▶ [EXTRAIT FOURNI]:
***
Irrigation et accessibilité : des infrastructures qui changent tout
Une piste neuve relie le site à la nationale 1, réduisant le transport des récoltes vers Makélékélé à moins d’une heure. En lisière des parcelles, un puits de captage et deux châteaux d’eau motorisés assurent l’irrigation goutte à goutte, précieuse durant la saison sèche.
Des murs en béton ont été érigés pour contenir l’érosion sur ce relief vallonné. « Le terrain reste accidenté, nous aurons besoin de soutenir les berges et d’étendre le réseau d’arrosage », souligne la technicienne agricole Grâce Moukala, appelant de futurs appuis pour fiabiliser le dispositif.
***
▶ [DONNÉES FOURNIES]:
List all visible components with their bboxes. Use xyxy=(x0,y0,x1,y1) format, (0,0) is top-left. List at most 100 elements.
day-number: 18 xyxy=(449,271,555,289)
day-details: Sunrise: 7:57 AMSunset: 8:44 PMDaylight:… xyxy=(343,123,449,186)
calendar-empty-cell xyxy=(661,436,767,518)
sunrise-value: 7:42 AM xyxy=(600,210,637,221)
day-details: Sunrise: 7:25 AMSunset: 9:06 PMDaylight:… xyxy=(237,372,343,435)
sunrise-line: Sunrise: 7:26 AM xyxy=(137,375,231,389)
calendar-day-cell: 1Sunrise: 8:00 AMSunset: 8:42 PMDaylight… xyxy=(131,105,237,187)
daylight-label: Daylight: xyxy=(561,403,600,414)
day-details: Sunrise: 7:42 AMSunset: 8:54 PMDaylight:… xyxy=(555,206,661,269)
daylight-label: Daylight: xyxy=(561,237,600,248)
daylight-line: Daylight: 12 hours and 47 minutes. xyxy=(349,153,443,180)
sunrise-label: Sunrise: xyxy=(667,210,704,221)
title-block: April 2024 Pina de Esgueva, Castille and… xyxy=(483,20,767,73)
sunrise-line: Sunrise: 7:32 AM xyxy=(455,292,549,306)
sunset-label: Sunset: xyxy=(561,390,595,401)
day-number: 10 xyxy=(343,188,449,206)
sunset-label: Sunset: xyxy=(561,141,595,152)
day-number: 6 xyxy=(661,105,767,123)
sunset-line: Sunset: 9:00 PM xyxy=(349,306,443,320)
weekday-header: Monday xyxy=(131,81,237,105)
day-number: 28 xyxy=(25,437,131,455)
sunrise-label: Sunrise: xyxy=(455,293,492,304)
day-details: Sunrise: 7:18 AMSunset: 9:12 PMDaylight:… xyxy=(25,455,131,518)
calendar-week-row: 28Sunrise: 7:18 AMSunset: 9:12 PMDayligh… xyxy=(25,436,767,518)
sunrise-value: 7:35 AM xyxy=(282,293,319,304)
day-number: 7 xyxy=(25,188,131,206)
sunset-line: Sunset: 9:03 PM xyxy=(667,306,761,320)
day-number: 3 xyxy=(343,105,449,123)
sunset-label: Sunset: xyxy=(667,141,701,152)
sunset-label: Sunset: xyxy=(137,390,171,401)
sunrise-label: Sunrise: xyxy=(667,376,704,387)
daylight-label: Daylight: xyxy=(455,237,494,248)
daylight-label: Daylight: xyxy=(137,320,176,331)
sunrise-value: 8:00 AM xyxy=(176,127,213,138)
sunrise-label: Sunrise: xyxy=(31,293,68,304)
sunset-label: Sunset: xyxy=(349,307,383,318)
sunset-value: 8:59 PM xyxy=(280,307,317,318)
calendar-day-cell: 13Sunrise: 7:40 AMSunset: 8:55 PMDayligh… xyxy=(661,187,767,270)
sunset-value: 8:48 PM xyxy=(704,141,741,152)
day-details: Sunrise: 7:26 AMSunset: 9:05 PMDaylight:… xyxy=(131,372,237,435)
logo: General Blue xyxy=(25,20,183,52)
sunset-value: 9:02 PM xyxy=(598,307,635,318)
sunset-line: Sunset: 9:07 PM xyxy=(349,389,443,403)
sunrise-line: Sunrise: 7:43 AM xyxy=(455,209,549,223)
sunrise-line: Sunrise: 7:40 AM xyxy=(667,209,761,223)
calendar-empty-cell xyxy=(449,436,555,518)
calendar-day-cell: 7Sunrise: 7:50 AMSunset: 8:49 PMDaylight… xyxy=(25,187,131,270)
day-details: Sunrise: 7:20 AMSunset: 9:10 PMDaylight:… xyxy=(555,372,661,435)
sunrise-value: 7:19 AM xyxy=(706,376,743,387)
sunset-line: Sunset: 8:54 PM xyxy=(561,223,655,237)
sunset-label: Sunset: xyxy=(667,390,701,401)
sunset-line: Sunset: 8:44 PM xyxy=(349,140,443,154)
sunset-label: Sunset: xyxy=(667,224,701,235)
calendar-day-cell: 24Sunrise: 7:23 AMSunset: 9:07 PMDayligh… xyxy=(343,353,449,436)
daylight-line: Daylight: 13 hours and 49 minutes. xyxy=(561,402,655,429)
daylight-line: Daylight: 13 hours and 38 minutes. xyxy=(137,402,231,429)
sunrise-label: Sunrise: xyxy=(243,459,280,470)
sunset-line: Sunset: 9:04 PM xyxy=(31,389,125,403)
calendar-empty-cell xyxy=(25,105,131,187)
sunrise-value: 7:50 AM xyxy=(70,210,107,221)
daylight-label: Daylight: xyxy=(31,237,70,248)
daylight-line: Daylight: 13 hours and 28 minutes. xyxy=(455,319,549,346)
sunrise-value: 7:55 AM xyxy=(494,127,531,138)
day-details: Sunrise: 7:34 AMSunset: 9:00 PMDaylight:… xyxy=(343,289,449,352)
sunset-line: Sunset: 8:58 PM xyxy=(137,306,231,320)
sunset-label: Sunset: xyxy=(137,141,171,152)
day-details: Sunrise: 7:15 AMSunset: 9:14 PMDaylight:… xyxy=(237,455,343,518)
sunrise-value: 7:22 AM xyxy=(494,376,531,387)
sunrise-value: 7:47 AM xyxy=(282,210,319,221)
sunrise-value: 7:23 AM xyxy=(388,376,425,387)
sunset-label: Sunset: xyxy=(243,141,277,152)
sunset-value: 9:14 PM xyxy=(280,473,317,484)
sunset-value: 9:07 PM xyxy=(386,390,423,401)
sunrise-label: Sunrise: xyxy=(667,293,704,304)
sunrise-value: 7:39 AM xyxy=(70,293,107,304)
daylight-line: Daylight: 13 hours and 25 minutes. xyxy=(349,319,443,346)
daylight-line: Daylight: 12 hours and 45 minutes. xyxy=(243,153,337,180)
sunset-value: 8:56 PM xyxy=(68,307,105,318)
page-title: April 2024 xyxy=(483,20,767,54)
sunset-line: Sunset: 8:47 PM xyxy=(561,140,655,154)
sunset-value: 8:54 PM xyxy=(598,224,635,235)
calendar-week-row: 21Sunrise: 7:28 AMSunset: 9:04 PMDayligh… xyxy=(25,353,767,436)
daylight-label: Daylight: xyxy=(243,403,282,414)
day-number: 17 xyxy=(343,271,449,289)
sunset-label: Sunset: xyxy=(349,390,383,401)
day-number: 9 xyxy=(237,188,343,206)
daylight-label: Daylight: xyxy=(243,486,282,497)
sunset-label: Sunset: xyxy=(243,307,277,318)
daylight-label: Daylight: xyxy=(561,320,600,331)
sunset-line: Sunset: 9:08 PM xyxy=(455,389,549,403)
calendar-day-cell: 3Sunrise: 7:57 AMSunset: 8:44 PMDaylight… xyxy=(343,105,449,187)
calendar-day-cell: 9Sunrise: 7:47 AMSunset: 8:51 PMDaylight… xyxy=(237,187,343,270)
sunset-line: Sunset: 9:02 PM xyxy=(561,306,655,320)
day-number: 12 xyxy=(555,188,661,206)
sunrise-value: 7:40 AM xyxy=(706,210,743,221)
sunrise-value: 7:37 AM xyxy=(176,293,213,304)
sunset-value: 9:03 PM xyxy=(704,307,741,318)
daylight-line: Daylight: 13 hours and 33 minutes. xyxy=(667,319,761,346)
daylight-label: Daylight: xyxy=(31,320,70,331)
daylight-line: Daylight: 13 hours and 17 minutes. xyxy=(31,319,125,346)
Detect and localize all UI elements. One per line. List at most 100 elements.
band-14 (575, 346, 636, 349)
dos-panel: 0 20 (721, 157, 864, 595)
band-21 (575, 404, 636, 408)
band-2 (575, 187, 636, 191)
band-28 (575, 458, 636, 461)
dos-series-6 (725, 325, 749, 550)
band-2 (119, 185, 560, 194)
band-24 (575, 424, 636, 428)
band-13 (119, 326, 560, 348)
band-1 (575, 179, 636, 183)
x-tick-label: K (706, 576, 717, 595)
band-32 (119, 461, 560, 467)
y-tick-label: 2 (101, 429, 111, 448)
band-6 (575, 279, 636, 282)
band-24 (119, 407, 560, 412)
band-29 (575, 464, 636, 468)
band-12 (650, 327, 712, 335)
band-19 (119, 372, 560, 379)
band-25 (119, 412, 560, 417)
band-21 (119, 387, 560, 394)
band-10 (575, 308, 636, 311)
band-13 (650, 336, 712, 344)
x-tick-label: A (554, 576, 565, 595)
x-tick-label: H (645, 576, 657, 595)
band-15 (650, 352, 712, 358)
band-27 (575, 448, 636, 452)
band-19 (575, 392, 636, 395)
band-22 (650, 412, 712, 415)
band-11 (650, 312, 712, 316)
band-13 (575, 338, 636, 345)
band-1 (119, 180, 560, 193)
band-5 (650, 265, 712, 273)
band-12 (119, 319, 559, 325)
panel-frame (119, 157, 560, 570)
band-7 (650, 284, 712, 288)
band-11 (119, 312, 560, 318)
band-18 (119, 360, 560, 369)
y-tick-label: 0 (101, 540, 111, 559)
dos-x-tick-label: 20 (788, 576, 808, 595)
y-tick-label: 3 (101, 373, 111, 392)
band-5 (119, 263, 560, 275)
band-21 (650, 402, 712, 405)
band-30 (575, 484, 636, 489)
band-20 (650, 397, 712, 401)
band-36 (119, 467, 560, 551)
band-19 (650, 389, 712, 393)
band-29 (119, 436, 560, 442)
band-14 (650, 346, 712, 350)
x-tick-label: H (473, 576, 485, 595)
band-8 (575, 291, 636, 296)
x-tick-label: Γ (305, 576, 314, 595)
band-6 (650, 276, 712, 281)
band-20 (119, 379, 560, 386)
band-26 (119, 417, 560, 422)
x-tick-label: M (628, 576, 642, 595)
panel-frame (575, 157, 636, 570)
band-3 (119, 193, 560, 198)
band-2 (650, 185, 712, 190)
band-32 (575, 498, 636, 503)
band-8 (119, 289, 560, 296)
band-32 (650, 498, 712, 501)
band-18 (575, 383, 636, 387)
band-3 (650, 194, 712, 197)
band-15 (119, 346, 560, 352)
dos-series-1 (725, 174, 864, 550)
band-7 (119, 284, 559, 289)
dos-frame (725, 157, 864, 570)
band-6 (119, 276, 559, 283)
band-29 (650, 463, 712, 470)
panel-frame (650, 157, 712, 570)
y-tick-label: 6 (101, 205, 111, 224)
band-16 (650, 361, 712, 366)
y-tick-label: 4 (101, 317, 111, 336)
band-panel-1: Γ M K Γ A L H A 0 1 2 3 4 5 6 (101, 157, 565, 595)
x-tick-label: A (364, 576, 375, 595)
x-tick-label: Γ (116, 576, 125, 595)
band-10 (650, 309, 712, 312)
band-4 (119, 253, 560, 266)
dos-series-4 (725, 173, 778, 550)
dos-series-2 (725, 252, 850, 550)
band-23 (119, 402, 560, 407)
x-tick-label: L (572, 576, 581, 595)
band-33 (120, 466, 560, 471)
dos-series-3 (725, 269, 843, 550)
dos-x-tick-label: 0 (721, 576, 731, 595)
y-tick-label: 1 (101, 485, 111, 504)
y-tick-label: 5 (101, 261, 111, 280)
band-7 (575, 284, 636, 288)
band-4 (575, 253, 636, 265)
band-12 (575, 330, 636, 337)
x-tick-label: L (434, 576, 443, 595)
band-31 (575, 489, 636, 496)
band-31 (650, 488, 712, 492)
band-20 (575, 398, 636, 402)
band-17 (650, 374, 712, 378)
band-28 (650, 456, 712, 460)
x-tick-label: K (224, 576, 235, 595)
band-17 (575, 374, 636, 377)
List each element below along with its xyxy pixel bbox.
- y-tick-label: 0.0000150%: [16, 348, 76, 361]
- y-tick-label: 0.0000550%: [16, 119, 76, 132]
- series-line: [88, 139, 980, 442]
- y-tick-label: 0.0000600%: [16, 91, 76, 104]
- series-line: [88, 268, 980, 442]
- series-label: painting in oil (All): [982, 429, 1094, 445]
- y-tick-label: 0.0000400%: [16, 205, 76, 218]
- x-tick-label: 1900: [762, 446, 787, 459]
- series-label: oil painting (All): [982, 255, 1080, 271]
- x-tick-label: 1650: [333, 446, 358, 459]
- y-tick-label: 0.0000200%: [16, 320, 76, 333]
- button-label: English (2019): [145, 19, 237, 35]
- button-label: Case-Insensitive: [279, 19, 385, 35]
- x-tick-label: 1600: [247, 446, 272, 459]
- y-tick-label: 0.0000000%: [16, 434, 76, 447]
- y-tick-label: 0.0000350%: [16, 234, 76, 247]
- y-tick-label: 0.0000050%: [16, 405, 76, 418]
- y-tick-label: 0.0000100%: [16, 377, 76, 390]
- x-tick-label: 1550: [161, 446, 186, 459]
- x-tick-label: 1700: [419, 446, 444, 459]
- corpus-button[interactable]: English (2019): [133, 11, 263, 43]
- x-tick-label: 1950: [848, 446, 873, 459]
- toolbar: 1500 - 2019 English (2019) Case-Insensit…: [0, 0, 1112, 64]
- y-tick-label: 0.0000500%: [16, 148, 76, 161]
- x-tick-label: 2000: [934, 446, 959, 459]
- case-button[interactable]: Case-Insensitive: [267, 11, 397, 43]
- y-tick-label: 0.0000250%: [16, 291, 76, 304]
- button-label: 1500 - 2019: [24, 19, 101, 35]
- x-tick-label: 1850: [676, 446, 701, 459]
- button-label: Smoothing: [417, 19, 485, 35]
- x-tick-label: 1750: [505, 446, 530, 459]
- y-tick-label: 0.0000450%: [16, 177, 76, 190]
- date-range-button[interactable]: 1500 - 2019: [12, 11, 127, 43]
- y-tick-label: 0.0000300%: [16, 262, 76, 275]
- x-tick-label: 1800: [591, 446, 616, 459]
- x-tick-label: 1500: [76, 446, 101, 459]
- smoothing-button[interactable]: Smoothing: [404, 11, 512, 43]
***
▶ [VOTRE CONSIGNE]: D'après l'extrait fourni, pourquoi a-t-on construit des murs en béton sur le site ? Répondez en une à trois phrases.

▶ [RÉSULTAT DE L'EXERCICE]: Les murs en béton ont été érigés pour contenir l'érosion. Le site se trouve en effet sur un relief vallonné.